### SET PROBLEM
Write out the listing below in full and exactly, leaving out every picture.

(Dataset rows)
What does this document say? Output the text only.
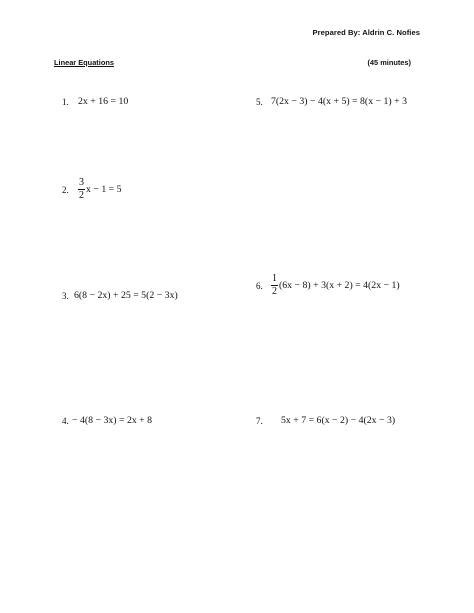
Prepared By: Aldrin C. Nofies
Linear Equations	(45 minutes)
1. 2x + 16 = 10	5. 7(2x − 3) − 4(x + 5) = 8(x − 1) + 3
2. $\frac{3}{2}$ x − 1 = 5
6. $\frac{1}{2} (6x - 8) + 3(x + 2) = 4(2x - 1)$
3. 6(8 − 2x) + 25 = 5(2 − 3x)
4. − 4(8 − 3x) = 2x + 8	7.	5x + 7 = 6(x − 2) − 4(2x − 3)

### RESULT OF THIS EXERCISE
What does this document say? Output the text only.
Prepared By: Aldrin C. Nofies
Linear Equations	(45 minutes)
1. 2x + 16 = 10	5. 7(2x − 3) − 4(x + 5) = 8(x − 1) + 3
2. $\frac{3}{2}$ x − 1 = 5
6. $\frac{1}{2} (6x - 8) + 3(x + 2) = 4(2x - 1)$
3. 6(8 − 2x) + 25 = 5(2 − 3x)
4. − 4(8 − 3x) = 2x + 8	7.	5x + 7 = 6(x − 2) − 4(2x − 3)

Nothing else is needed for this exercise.